(Items from a figure collection)
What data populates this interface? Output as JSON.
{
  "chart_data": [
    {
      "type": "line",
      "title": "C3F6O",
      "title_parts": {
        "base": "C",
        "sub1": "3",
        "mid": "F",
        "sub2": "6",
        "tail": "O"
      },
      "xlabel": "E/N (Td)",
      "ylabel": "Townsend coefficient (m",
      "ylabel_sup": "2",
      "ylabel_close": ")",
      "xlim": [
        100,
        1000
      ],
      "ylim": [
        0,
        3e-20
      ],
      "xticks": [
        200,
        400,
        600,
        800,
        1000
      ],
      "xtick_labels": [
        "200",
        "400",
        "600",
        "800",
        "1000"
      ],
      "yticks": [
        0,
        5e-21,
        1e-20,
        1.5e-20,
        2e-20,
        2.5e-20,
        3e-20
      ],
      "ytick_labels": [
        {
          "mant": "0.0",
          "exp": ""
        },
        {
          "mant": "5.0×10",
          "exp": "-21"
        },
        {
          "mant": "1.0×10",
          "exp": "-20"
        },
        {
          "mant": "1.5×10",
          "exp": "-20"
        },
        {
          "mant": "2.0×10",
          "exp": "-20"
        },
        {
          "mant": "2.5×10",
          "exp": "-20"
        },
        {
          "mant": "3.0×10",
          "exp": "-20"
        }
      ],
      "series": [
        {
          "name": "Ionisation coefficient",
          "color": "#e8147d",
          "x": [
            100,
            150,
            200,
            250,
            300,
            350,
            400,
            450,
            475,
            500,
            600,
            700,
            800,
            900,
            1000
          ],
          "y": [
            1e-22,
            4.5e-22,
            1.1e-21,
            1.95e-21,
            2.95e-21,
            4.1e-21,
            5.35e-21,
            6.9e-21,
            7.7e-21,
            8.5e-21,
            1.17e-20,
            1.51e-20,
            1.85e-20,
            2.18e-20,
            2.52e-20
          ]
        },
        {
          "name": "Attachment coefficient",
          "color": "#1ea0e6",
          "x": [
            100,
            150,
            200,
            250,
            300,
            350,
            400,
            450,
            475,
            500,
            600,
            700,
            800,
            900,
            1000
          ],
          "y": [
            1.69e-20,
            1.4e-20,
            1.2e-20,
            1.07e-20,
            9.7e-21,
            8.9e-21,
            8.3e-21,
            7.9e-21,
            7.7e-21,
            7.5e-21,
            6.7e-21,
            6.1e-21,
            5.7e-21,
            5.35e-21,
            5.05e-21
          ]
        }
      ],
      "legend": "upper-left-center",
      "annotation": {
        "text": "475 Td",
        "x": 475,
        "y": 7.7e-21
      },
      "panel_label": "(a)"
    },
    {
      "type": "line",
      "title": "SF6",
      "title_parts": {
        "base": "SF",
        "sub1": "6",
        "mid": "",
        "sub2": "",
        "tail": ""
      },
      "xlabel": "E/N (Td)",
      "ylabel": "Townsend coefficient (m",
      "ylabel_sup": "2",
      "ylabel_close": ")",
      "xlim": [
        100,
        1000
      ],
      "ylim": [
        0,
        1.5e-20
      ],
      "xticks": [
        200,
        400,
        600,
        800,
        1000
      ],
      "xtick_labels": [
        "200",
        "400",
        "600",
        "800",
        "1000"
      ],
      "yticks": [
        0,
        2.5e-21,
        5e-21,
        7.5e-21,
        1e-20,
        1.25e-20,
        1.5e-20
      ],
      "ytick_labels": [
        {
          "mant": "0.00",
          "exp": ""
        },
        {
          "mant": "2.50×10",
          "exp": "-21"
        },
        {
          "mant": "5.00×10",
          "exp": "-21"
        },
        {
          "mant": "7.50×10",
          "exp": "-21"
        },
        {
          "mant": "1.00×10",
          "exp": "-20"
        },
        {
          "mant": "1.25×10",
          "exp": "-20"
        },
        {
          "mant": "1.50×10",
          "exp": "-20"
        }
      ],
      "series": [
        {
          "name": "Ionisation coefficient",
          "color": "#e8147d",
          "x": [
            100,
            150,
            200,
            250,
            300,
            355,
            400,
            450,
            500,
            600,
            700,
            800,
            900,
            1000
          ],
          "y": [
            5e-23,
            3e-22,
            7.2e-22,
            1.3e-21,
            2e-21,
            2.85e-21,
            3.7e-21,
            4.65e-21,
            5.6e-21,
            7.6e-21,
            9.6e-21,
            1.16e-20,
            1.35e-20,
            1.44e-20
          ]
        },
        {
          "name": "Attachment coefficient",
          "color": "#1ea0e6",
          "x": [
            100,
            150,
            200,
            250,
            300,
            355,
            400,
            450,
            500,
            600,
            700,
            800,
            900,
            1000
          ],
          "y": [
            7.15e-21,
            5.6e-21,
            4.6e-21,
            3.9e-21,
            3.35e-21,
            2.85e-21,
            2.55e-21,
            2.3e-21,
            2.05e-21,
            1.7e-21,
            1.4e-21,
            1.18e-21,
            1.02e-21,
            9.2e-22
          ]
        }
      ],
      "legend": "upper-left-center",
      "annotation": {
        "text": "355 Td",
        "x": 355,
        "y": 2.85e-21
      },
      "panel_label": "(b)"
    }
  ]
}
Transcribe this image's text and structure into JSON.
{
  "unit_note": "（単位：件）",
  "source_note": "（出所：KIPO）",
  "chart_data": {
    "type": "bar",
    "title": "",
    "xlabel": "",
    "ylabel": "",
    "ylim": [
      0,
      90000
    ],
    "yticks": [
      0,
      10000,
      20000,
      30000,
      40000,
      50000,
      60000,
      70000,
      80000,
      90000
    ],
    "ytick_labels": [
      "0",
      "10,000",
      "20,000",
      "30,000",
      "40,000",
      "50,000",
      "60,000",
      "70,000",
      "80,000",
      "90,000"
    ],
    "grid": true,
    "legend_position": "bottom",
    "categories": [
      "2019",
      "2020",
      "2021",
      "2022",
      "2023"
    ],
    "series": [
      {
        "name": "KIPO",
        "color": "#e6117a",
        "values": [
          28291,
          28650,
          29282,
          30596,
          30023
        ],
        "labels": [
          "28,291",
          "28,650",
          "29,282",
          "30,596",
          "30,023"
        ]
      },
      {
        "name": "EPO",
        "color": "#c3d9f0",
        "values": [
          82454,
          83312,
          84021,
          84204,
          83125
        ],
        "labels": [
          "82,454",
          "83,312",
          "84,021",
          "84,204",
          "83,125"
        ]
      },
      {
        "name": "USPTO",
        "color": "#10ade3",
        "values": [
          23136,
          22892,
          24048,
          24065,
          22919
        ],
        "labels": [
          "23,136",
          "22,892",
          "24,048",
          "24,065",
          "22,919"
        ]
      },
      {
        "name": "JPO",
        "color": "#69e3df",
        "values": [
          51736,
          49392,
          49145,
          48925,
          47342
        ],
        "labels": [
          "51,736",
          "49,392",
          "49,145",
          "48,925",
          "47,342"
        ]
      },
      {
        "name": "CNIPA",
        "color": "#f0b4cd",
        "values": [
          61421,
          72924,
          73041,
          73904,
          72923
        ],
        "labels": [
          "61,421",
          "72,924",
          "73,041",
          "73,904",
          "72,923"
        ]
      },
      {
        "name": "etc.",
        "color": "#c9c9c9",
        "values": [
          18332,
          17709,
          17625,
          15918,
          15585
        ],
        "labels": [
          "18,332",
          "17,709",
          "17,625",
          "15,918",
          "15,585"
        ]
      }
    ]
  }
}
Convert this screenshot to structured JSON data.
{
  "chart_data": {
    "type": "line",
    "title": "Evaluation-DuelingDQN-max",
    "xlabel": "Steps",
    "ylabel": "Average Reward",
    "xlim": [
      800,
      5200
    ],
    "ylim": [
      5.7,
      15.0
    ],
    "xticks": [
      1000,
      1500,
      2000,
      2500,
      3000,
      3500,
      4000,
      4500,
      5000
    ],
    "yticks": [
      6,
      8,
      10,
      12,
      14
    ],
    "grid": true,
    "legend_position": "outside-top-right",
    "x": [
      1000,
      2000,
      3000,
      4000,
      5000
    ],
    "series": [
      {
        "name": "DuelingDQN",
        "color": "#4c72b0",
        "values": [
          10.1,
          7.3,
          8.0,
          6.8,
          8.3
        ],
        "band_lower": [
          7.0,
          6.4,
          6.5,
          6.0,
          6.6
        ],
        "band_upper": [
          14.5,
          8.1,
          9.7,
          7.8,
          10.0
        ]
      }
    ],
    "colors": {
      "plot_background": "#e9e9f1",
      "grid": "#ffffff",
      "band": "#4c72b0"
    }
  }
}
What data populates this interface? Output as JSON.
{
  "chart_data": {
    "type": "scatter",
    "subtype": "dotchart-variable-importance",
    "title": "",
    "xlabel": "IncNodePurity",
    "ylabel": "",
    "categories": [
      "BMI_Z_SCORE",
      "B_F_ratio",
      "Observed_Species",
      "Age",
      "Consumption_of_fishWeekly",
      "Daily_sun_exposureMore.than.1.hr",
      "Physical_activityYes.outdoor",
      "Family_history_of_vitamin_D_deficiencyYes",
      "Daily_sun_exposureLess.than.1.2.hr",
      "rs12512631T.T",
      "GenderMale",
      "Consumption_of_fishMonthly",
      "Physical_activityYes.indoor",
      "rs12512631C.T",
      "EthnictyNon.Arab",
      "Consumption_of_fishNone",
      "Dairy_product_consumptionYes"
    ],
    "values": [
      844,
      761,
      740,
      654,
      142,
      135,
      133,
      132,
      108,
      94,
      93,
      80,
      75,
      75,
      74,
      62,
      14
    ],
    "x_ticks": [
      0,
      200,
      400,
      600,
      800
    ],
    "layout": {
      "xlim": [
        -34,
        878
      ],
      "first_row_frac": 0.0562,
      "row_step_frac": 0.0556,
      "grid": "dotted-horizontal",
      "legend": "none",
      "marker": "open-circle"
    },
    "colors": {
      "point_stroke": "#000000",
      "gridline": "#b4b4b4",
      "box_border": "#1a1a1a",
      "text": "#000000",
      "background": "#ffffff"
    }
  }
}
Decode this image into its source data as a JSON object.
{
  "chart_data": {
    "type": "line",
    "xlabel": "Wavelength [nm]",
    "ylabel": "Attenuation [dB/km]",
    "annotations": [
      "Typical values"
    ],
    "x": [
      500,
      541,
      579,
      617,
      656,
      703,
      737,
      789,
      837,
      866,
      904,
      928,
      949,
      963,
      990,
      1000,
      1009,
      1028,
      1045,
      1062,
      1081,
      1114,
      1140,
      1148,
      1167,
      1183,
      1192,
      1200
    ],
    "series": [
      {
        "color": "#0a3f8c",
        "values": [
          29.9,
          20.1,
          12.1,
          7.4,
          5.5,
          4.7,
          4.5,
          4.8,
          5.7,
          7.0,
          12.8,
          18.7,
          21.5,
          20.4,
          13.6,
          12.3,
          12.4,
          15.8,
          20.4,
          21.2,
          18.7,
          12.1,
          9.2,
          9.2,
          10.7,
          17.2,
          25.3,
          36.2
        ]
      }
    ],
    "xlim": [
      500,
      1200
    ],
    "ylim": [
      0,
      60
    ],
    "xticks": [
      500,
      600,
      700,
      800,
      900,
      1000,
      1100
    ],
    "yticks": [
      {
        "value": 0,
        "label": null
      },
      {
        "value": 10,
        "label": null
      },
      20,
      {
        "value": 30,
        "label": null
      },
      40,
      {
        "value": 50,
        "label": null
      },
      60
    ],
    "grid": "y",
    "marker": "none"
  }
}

Task goal
Across the records above, count the lines holding "JSON" and reply with that number alone.

Written reply
5